PROBLEM TO WORK ON
Check every line below for the word "DEPTH" and copy each one that has it.

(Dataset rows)
---+---

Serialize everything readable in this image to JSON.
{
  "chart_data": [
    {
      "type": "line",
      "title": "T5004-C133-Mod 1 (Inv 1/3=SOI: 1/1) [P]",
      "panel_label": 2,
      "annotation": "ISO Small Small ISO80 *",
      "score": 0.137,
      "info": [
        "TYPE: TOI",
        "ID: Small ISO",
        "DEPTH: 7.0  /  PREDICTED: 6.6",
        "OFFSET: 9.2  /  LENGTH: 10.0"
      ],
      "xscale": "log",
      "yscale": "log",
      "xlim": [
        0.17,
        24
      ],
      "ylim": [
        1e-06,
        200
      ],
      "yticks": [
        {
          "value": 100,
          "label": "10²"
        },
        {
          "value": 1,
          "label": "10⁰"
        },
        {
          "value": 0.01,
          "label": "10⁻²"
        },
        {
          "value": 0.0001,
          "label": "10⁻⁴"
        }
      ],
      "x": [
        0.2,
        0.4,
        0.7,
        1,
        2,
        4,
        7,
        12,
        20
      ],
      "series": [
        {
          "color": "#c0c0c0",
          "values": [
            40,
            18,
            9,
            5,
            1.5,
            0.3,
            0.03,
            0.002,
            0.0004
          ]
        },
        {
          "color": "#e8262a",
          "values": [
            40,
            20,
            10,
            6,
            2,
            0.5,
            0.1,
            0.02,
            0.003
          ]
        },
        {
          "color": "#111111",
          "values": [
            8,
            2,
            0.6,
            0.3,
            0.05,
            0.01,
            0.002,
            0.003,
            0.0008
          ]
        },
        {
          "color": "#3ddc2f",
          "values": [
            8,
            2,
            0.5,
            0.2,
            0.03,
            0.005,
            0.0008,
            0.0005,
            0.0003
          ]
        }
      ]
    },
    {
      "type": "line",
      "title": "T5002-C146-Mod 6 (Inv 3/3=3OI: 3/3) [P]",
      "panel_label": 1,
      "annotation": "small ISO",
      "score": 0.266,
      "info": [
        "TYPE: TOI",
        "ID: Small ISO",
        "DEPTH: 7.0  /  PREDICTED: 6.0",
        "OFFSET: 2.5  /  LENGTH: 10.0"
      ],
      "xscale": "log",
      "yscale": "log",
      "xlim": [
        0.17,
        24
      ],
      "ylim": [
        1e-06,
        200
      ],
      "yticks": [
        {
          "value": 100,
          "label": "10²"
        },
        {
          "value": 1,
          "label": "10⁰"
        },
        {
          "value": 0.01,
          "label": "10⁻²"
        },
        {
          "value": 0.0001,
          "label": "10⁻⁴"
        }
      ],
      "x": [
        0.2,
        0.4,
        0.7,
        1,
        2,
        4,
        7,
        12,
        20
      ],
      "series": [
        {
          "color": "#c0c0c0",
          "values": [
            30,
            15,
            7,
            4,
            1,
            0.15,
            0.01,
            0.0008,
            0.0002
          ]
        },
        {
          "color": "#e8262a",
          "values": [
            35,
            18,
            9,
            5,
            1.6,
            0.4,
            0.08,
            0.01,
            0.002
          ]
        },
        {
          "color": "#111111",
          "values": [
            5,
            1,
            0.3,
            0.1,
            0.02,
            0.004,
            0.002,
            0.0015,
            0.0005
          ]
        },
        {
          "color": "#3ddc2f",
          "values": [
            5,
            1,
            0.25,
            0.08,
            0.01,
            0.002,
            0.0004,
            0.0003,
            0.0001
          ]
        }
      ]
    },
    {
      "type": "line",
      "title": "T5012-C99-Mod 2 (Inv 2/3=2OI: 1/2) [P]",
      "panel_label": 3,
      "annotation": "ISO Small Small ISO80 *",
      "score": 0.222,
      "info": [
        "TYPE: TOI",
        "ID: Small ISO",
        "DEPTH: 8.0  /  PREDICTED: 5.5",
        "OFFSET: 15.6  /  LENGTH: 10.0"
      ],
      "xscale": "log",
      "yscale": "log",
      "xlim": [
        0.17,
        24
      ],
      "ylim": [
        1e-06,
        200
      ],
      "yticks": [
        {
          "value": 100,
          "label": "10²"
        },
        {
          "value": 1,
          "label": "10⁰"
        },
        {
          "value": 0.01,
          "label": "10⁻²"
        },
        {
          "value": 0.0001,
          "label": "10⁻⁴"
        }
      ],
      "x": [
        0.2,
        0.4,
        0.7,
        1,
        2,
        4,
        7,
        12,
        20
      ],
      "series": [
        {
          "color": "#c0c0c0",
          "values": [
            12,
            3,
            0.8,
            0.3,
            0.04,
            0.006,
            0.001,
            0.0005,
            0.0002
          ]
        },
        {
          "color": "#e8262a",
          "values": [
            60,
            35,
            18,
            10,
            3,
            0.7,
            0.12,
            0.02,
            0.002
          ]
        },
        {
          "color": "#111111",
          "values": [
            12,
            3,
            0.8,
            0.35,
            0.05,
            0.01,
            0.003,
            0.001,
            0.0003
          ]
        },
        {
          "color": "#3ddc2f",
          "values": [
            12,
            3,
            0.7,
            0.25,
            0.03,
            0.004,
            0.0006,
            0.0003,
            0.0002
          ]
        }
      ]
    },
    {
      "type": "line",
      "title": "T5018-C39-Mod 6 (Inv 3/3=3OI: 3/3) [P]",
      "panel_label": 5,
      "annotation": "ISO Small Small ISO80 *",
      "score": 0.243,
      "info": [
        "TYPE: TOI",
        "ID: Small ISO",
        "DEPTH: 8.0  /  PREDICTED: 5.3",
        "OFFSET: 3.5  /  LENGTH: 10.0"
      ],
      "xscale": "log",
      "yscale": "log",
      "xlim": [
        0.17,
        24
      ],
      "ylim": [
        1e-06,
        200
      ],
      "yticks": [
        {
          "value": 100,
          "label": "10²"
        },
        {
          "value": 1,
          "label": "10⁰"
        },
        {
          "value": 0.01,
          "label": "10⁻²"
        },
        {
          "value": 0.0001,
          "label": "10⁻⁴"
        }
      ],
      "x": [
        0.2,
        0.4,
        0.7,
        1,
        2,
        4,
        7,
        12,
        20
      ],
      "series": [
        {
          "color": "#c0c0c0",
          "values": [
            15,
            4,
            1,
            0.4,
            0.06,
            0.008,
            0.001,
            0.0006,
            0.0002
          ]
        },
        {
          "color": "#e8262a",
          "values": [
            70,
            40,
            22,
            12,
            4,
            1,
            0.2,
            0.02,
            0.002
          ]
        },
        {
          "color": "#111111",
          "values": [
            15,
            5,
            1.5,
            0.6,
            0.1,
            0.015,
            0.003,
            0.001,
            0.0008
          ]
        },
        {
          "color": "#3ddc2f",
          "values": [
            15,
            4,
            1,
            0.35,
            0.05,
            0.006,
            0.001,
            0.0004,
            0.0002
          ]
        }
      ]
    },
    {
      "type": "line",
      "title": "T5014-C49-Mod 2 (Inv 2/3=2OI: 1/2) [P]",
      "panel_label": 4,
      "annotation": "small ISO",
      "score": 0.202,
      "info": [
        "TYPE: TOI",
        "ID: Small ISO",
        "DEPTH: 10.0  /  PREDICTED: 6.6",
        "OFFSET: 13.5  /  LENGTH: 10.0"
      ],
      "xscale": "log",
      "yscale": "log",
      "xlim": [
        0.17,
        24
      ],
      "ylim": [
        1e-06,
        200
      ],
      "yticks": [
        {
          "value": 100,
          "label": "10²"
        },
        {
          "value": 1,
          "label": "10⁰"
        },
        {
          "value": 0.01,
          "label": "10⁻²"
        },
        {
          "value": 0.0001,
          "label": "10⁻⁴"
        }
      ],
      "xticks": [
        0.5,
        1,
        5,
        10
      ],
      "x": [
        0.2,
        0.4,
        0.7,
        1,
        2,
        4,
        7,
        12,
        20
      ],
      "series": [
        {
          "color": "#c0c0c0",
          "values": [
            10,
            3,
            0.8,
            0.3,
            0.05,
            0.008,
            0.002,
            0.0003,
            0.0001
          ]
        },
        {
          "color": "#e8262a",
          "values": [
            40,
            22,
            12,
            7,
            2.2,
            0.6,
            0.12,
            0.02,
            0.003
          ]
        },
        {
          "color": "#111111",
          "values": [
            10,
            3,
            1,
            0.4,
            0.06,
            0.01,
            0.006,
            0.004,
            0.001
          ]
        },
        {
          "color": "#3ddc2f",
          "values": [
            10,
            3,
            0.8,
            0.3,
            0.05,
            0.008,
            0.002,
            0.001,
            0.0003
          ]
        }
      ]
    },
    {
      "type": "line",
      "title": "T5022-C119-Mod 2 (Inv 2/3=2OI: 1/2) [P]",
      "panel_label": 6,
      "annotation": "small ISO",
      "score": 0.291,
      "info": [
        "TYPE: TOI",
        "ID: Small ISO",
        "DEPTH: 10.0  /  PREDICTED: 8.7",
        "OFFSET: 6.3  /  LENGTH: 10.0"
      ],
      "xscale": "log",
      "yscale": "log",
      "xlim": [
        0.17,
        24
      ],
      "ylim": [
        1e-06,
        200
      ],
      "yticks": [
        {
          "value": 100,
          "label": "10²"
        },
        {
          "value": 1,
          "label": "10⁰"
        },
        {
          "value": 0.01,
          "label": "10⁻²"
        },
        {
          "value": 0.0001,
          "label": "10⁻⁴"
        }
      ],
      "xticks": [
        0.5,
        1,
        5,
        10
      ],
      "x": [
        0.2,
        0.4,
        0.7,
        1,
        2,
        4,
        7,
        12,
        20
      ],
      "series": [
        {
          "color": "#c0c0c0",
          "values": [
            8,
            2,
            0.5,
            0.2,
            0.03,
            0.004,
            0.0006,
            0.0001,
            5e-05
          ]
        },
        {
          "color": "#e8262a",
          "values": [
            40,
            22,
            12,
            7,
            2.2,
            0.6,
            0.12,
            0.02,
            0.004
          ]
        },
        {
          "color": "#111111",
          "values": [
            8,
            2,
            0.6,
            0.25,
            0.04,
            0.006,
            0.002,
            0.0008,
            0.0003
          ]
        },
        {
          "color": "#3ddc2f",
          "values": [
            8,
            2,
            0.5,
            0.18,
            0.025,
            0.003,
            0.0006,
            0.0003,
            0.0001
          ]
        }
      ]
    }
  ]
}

---+---

RESPONSE TO THE TASK
        "DEPTH: 7.0  /  PREDICTED: 6.6",
        "DEPTH: 7.0  /  PREDICTED: 6.0",
        "DEPTH: 8.0  /  PREDICTED: 5.5",
        "DEPTH: 8.0  /  PREDICTED: 5.3",
        "DEPTH: 10.0  /  PREDICTED: 6.6",
        "DEPTH: 10.0  /  PREDICTED: 8.7",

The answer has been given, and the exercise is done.